(Extracted records)
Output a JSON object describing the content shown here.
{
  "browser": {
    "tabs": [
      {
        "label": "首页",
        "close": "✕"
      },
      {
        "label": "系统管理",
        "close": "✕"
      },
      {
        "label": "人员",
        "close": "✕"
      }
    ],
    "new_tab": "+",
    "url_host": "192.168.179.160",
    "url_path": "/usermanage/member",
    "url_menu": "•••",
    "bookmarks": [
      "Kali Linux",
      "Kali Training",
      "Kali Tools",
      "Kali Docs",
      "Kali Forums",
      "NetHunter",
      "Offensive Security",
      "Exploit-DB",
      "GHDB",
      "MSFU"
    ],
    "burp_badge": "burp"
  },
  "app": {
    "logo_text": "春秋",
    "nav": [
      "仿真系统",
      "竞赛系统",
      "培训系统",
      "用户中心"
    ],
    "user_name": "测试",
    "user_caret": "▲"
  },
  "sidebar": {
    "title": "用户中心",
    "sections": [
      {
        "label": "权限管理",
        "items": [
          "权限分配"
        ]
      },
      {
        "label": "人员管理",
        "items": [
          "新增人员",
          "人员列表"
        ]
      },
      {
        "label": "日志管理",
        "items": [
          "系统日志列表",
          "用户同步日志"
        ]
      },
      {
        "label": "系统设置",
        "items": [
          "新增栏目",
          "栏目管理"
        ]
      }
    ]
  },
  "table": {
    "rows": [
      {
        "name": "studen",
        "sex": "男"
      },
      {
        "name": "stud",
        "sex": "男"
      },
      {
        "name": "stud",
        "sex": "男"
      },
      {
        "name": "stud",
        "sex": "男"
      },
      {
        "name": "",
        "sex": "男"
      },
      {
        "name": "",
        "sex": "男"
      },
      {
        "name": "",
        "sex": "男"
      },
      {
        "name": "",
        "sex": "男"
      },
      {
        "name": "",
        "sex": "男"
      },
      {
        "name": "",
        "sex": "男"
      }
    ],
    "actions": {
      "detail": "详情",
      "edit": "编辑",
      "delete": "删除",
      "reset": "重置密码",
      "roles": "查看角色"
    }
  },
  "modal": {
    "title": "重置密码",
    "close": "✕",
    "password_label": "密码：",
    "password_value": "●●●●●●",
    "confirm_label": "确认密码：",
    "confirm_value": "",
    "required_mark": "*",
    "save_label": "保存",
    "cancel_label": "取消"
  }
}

▶ _Problem details_: Make an exact copy of the material above.

▶ _Expected answer_:
Output a JSON object describing the content shown here.
{
  "browser": {
    "tabs": [
      {
        "label": "首页",
        "close": "✕"
      },
      {
        "label": "系统管理",
        "close": "✕"
      },
      {
        "label": "人员",
        "close": "✕"
      }
    ],
    "new_tab": "+",
    "url_host": "192.168.179.160",
    "url_path": "/usermanage/member",
    "url_menu": "•••",
    "bookmarks": [
      "Kali Linux",
      "Kali Training",
      "Kali Tools",
      "Kali Docs",
      "Kali Forums",
      "NetHunter",
      "Offensive Security",
      "Exploit-DB",
      "GHDB",
      "MSFU"
    ],
    "burp_badge": "burp"
  },
  "app": {
    "logo_text": "春秋",
    "nav": [
      "仿真系统",
      "竞赛系统",
      "培训系统",
      "用户中心"
    ],
    "user_name": "测试",
    "user_caret": "▲"
  },
  "sidebar": {
    "title": "用户中心",
    "sections": [
      {
        "label": "权限管理",
        "items": [
          "权限分配"
        ]
      },
      {
        "label": "人员管理",
        "items": [
          "新增人员",
          "人员列表"
        ]
      },
      {
        "label": "日志管理",
        "items": [
          "系统日志列表",
          "用户同步日志"
        ]
      },
      {
        "label": "系统设置",
        "items": [
          "新增栏目",
          "栏目管理"
        ]
      }
    ]
  },
  "table": {
    "rows": [
      {
        "name": "studen",
        "sex": "男"
      },
      {
        "name": "stud",
        "sex": "男"
      },
      {
        "name": "stud",
        "sex": "男"
      },
      {
        "name": "stud",
        "sex": "男"
      },
      {
        "name": "",
        "sex": "男"
      },
      {
        "name": "",
        "sex": "男"
      },
      {
        "name": "",
        "sex": "男"
      },
      {
        "name": "",
        "sex": "男"
      },
      {
        "name": "",
        "sex": "男"
      },
      {
        "name": "",
        "sex": "男"
      }
    ],
    "actions": {
      "detail": "详情",
      "edit": "编辑",
      "delete": "删除",
      "reset": "重置密码",
      "roles": "查看角色"
    }
  },
  "modal": {
    "title": "重置密码",
    "close": "✕",
    "password_label": "密码：",
    "password_value": "●●●●●●",
    "confirm_label": "确认密码：",
    "confirm_value": "",
    "required_mark": "*",
    "save_label": "保存",
    "cancel_label": "取消"
  }
}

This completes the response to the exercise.